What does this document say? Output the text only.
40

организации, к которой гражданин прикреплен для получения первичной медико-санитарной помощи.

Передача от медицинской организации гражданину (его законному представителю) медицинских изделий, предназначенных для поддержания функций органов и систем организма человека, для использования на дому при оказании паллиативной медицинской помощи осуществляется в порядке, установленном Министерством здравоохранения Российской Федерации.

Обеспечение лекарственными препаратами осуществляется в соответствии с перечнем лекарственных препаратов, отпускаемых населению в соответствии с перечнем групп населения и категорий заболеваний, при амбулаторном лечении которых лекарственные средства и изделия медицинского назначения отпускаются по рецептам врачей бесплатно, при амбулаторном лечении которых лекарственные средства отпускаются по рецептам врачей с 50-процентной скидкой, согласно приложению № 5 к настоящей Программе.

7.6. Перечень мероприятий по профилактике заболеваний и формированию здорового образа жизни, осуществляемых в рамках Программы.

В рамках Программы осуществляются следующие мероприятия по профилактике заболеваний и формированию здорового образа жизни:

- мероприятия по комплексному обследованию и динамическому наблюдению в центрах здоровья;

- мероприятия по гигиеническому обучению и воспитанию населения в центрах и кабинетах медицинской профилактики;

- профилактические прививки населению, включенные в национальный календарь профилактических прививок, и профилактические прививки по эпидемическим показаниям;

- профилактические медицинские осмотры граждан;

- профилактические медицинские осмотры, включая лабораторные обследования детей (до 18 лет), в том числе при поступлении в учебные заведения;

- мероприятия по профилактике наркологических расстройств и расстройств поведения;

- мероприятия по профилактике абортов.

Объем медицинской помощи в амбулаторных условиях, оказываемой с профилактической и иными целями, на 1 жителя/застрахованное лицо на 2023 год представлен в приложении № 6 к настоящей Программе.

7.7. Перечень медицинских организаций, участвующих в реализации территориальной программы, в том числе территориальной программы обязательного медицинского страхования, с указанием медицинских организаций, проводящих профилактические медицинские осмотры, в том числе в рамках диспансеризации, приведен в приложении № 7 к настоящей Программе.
***
▸ **AIM**:
Quote the material exactly, leaving nothing out.

▸ **REPLY TO THE EXERCISE**:
What does this document say? Output the text only.
40

организации, к которой гражданин прикреплен для получения первичной медико-санитарной помощи.

Передача от медицинской организации гражданину (его законному представителю) медицинских изделий, предназначенных для поддержания функций органов и систем организма человека, для использования на дому при оказании паллиативной медицинской помощи осуществляется в порядке, установленном Министерством здравоохранения Российской Федерации.

Обеспечение лекарственными препаратами осуществляется в соответствии с перечнем лекарственных препаратов, отпускаемых населению в соответствии с перечнем групп населения и категорий заболеваний, при амбулаторном лечении которых лекарственные средства и изделия медицинского назначения отпускаются по рецептам врачей бесплатно, при амбулаторном лечении которых лекарственные средства отпускаются по рецептам врачей с 50-процентной скидкой, согласно приложению № 5 к настоящей Программе.

7.6. Перечень мероприятий по профилактике заболеваний и формированию здорового образа жизни, осуществляемых в рамках Программы.

В рамках Программы осуществляются следующие мероприятия по профилактике заболеваний и формированию здорового образа жизни:

- мероприятия по комплексному обследованию и динамическому наблюдению в центрах здоровья;

- мероприятия по гигиеническому обучению и воспитанию населения в центрах и кабинетах медицинской профилактики;

- профилактические прививки населению, включенные в национальный календарь профилактических прививок, и профилактические прививки по эпидемическим показаниям;

- профилактические медицинские осмотры граждан;

- профилактические медицинские осмотры, включая лабораторные обследования детей (до 18 лет), в том числе при поступлении в учебные заведения;

- мероприятия по профилактике наркологических расстройств и расстройств поведения;

- мероприятия по профилактике абортов.

Объем медицинской помощи в амбулаторных условиях, оказываемой с профилактической и иными целями, на 1 жителя/застрахованное лицо на 2023 год представлен в приложении № 6 к настоящей Программе.

7.7. Перечень медицинских организаций, участвующих в реализации территориальной программы, в том числе территориальной программы обязательного медицинского страхования, с указанием медицинских организаций, проводящих профилактические медицинские осмотры, в том числе в рамках диспансеризации, приведен в приложении № 7 к настоящей Программе.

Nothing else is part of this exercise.